====== INFORMATION GIVEN ======

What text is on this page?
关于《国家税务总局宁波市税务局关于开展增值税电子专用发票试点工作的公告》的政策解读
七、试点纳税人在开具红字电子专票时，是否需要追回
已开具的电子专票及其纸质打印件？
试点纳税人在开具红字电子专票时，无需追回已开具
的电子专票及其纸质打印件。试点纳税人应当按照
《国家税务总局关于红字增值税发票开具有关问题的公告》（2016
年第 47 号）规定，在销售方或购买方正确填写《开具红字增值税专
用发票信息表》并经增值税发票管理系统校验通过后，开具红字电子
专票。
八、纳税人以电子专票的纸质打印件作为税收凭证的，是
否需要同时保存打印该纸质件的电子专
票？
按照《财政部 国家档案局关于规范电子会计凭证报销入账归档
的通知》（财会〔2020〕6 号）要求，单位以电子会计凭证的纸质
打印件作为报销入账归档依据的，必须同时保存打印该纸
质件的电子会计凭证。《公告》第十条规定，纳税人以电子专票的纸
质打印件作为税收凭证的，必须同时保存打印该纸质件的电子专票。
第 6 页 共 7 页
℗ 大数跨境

======

• REQUEST: Output the records exactly, including every line.

• ANSWER TO THE TASK:
What text is on this page?
关于《国家税务总局宁波市税务局关于开展增值税电子专用发票试点工作的公告》的政策解读
七、试点纳税人在开具红字电子专票时，是否需要追回
已开具的电子专票及其纸质打印件？
试点纳税人在开具红字电子专票时，无需追回已开具
的电子专票及其纸质打印件。试点纳税人应当按照
《国家税务总局关于红字增值税发票开具有关问题的公告》（2016
年第 47 号）规定，在销售方或购买方正确填写《开具红字增值税专
用发票信息表》并经增值税发票管理系统校验通过后，开具红字电子
专票。
八、纳税人以电子专票的纸质打印件作为税收凭证的，是
否需要同时保存打印该纸质件的电子专
票？
按照《财政部 国家档案局关于规范电子会计凭证报销入账归档
的通知》（财会〔2020〕6 号）要求，单位以电子会计凭证的纸质
打印件作为报销入账归档依据的，必须同时保存打印该纸
质件的电子会计凭证。《公告》第十条规定，纳税人以电子专票的纸
质打印件作为税收凭证的，必须同时保存打印该纸质件的电子专票。
第 6 页 共 7 页
℗ 大数跨境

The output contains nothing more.